Every record must appear in your copy exactly as written, with no pictures.

- - - -

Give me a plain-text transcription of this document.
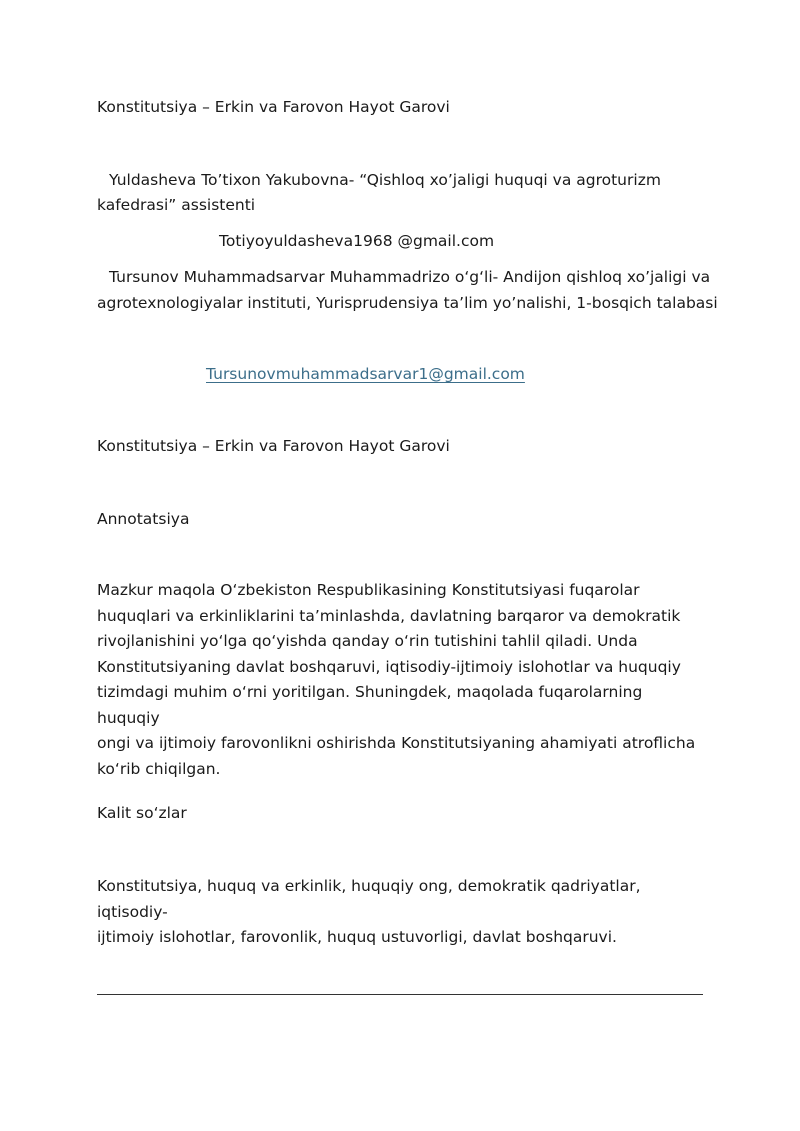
Konstitutsiya – Erkin va Farovon Hayot Garovi
Yuldasheva To’tixon Yakubovna- “Qishloq xo’jaligi huquqi va agroturizm
kafedrasi” assistenti
Totiyoyuldasheva1968 @gmail.com
Tursunov Muhammadsarvar Muhammadrizo o‘g‘li- Andijon qishloq xo’jaligi va
agrotexnologiyalar instituti, Yurisprudensiya ta’lim yo’nalishi, 1-bosqich talabasi
Tursunovmuhammadsarvar1@gmail.com
Konstitutsiya – Erkin va Farovon Hayot Garovi
Annotatsiya
Mazkur maqola O‘zbekiston Respublikasining Konstitutsiyasi fuqarolar
huquqlari va erkinliklarini ta’minlashda, davlatning barqaror va demokratik
rivojlanishini yo‘lga qo‘yishda qanday o‘rin tutishini tahlil qiladi. Unda
Konstitutsiyaning davlat boshqaruvi, iqtisodiy-ijtimoiy islohotlar va huquqiy
tizimdagi muhim o‘rni yoritilgan. Shuningdek, maqolada fuqarolarning huquqiy
ongi va ijtimoiy farovonlikni oshirishda Konstitutsiyaning ahamiyati atroflicha
ko‘rib chiqilgan.
Kalit so‘zlar
Konstitutsiya, huquq va erkinlik, huquqiy ong, demokratik qadriyatlar, iqtisodiy-
ijtimoiy islohotlar, farovonlik, huquq ustuvorligi, davlat boshqaruvi.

- - - -

* [Result below]
Give me a plain-text transcription of this document.
Konstitutsiya – Erkin va Farovon Hayot Garovi
Yuldasheva To’tixon Yakubovna- “Qishloq xo’jaligi huquqi va agroturizm
kafedrasi” assistenti
Totiyoyuldasheva1968 @gmail.com
Tursunov Muhammadsarvar Muhammadrizo o‘g‘li- Andijon qishloq xo’jaligi va
agrotexnologiyalar instituti, Yurisprudensiya ta’lim yo’nalishi, 1-bosqich talabasi
Tursunovmuhammadsarvar1@gmail.com
Konstitutsiya – Erkin va Farovon Hayot Garovi
Annotatsiya
Mazkur maqola O‘zbekiston Respublikasining Konstitutsiyasi fuqarolar
huquqlari va erkinliklarini ta’minlashda, davlatning barqaror va demokratik
rivojlanishini yo‘lga qo‘yishda qanday o‘rin tutishini tahlil qiladi. Unda
Konstitutsiyaning davlat boshqaruvi, iqtisodiy-ijtimoiy islohotlar va huquqiy
tizimdagi muhim o‘rni yoritilgan. Shuningdek, maqolada fuqarolarning huquqiy
ongi va ijtimoiy farovonlikni oshirishda Konstitutsiyaning ahamiyati atroflicha
ko‘rib chiqilgan.
Kalit so‘zlar
Konstitutsiya, huquq va erkinlik, huquqiy ong, demokratik qadriyatlar, iqtisodiy-
ijtimoiy islohotlar, farovonlik, huquq ustuvorligi, davlat boshqaruvi.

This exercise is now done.